▸ GOAL:
Filter the listing and keep only the lines with the word "values".

• • • •

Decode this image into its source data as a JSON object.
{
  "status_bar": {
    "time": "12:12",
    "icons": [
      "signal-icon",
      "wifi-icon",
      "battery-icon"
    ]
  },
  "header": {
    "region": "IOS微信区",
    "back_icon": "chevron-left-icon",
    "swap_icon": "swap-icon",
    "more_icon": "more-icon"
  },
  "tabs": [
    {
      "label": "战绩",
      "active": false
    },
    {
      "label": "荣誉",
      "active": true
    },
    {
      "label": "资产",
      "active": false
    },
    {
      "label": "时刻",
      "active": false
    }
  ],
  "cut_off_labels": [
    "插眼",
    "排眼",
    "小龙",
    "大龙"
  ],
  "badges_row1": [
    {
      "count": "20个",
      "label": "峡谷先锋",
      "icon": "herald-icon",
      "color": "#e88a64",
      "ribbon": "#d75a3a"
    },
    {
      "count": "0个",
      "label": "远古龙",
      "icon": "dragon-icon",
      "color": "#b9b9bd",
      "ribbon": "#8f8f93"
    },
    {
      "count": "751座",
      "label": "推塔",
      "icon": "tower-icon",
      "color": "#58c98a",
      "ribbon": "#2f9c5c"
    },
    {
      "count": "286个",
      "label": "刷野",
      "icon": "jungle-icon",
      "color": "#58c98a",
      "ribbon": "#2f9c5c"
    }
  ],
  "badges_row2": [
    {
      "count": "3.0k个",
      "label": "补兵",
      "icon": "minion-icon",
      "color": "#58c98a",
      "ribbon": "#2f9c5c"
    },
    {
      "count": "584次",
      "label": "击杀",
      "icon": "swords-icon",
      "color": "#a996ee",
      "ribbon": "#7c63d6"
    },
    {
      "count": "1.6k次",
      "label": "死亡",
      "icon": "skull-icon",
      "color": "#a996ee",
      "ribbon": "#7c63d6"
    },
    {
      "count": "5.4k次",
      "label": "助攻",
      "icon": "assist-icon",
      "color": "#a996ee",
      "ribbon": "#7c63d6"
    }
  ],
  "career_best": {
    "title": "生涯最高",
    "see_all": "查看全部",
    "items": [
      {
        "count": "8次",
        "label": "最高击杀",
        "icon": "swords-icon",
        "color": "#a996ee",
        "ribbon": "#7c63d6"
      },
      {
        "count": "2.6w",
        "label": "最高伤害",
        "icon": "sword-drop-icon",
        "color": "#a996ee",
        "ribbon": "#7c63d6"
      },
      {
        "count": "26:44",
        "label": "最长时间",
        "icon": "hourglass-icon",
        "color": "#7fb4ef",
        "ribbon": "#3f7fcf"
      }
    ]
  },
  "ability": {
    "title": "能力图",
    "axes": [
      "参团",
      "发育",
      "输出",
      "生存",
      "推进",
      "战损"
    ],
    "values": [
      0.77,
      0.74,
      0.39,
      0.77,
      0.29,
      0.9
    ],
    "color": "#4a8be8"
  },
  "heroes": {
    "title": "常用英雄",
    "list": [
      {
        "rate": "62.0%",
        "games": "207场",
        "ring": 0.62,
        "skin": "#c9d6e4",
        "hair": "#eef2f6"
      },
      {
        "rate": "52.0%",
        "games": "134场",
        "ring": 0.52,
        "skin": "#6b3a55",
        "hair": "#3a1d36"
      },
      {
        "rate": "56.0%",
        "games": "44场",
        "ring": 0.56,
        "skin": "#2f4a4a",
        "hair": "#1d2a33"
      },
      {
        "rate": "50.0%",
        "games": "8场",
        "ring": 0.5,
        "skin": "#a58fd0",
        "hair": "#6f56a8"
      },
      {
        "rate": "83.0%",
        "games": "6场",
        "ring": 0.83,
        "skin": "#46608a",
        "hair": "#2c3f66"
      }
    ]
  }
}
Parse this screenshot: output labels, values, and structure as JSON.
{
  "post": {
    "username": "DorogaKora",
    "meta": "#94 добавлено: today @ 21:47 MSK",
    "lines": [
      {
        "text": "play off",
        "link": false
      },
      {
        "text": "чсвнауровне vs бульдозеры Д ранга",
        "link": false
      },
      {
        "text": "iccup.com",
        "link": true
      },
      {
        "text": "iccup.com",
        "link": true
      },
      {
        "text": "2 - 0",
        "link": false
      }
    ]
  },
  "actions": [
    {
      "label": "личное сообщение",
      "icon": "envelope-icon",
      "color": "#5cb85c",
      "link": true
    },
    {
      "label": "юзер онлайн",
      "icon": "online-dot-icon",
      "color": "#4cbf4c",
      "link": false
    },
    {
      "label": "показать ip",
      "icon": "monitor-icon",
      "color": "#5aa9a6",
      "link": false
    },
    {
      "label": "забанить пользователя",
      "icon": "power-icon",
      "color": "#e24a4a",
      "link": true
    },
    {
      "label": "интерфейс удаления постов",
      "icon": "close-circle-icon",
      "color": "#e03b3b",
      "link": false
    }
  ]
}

• • • •

▸ ANSWER BELOW:
    "values": [
Parse this screenshot: output labels, values, and structure as JSON.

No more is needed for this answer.